#### Set task:
Gather all lines in the entries below that include the word "Bank".
— start of Input material —
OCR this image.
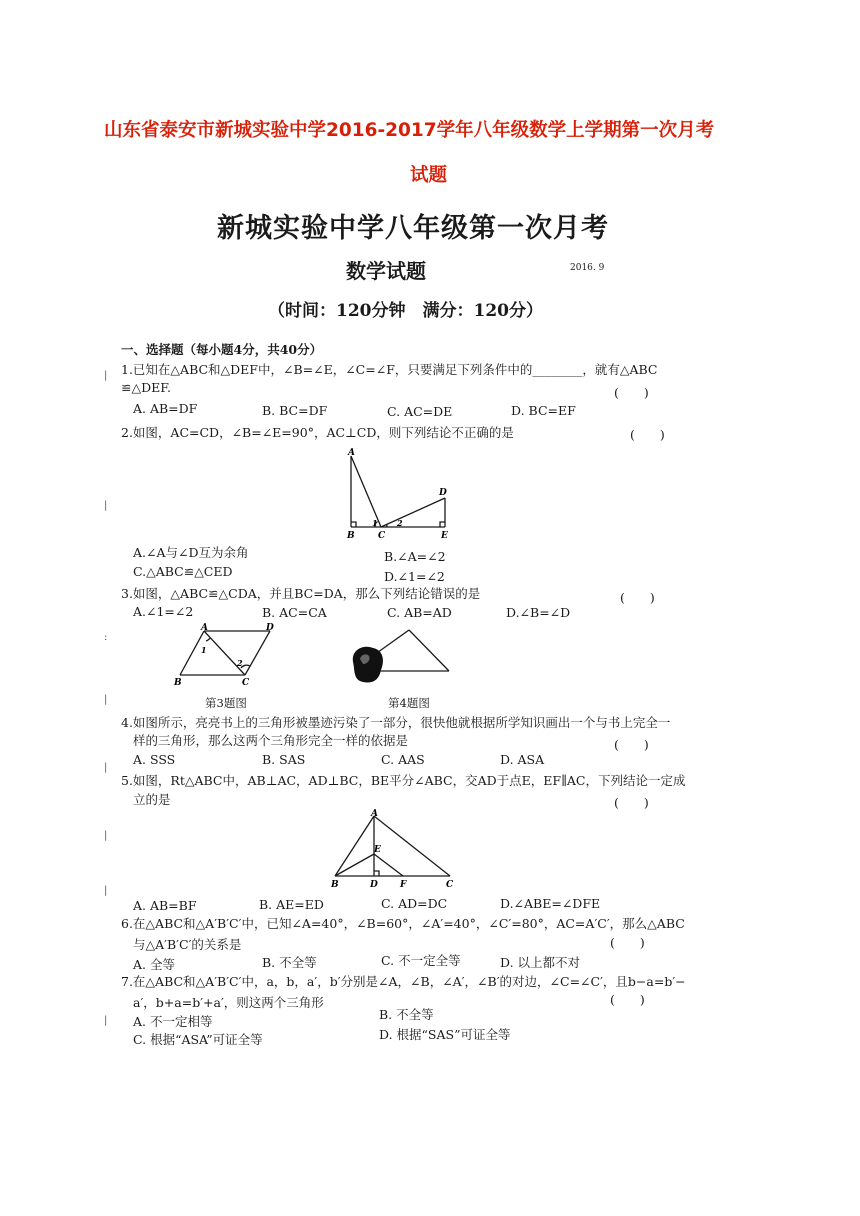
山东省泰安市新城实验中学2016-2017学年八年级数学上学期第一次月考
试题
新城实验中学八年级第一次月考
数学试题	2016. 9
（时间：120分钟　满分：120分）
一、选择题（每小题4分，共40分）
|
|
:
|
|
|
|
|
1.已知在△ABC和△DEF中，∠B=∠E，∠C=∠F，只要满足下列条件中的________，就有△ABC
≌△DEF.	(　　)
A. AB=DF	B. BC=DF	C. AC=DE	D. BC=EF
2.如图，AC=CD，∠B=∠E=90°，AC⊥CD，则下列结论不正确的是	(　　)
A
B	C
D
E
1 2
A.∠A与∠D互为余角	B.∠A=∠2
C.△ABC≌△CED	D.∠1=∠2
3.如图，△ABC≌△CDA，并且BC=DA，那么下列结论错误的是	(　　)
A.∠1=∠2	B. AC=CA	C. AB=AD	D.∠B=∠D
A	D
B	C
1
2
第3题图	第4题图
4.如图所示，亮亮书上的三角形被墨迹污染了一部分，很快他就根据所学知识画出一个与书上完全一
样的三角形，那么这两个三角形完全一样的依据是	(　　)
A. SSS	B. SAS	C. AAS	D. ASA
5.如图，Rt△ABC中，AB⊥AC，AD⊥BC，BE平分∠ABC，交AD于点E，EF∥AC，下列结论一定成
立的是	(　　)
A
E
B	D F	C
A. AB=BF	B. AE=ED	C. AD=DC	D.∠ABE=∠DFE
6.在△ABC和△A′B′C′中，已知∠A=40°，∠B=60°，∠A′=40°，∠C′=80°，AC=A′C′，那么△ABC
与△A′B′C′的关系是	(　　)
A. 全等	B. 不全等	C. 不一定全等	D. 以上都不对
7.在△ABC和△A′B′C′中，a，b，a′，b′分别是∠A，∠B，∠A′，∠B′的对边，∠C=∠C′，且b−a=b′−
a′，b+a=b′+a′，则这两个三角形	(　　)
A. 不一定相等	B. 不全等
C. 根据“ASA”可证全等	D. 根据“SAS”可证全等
— end of Input material —
— start of Input material —
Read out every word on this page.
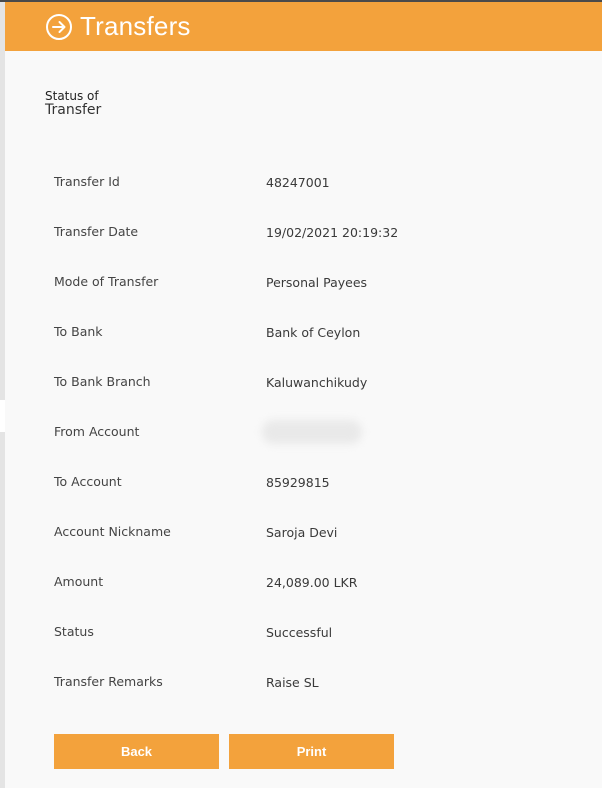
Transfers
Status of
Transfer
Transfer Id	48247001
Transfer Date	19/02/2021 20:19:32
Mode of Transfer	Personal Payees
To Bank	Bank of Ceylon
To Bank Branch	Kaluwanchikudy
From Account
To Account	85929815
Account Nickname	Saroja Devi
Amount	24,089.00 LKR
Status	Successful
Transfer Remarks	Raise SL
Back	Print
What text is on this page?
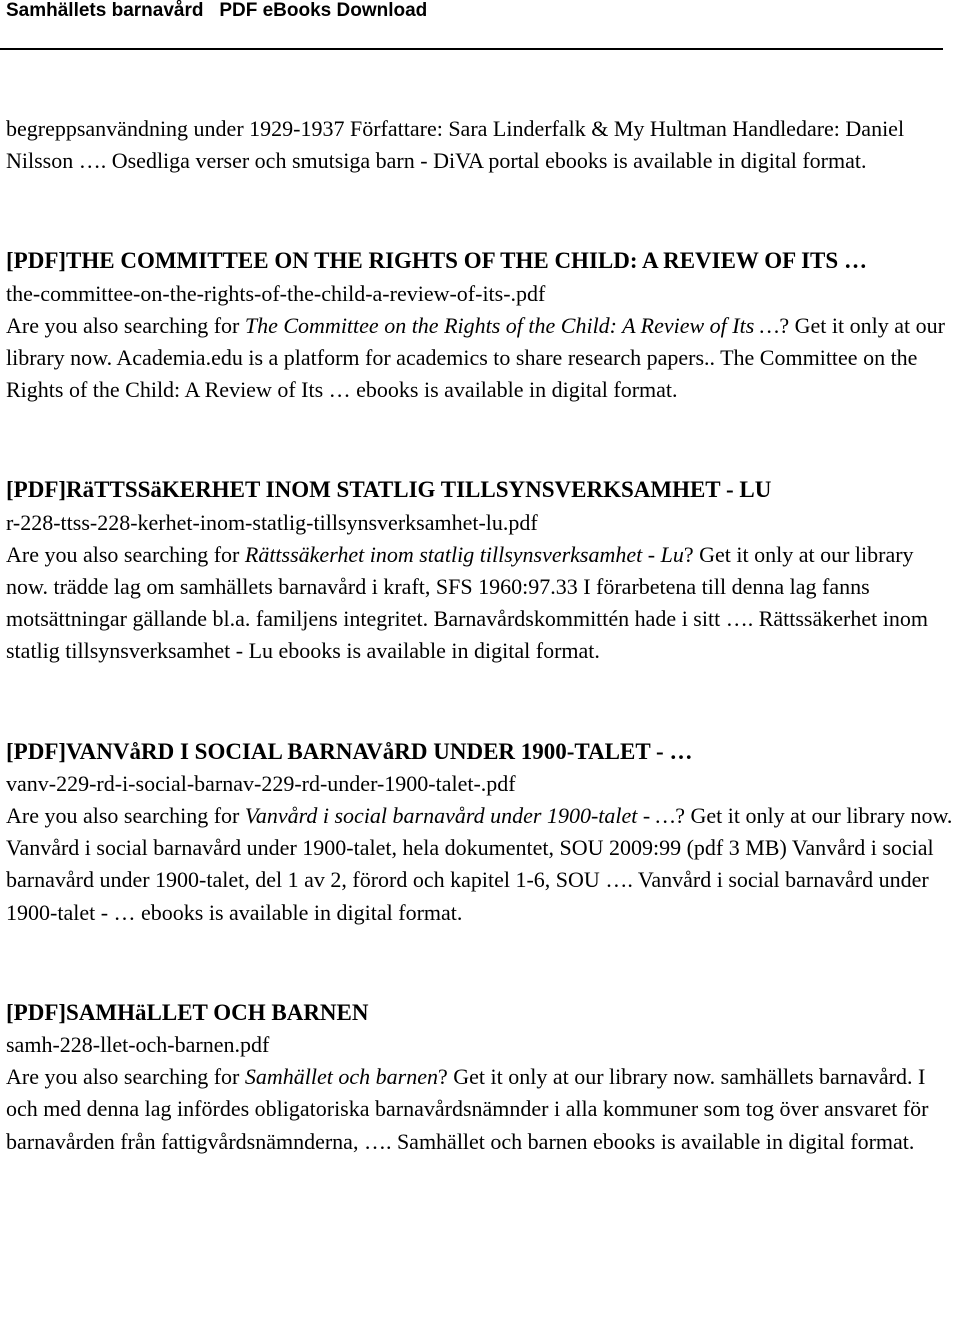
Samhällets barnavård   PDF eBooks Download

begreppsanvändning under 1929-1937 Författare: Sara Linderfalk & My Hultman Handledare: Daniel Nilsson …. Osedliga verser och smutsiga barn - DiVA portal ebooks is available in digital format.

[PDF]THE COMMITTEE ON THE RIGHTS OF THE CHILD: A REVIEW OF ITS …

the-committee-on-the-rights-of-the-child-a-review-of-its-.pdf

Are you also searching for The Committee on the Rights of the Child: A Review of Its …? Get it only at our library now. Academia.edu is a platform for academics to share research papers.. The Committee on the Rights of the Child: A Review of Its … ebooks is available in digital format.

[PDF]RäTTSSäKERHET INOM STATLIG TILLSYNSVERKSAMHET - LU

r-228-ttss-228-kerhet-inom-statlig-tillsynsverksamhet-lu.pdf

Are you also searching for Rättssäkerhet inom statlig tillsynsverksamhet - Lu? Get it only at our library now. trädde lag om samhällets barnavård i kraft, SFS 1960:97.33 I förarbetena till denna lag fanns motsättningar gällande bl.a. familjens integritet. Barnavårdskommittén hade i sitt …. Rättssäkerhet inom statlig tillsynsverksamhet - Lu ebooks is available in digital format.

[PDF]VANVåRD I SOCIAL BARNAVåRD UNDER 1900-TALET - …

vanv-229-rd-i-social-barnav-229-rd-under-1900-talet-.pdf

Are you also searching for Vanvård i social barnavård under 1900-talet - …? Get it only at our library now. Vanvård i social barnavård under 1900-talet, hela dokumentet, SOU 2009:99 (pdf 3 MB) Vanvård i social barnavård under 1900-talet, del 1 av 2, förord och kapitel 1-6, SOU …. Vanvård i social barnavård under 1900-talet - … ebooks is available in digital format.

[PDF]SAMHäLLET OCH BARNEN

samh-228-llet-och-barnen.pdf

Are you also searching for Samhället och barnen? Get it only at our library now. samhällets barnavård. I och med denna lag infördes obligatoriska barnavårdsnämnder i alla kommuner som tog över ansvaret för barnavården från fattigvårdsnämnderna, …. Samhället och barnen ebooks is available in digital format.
— end of Input material —
#### The completed task:
To Bank	Bank of Ceylon
To Bank Branch	Kaluwanchikudy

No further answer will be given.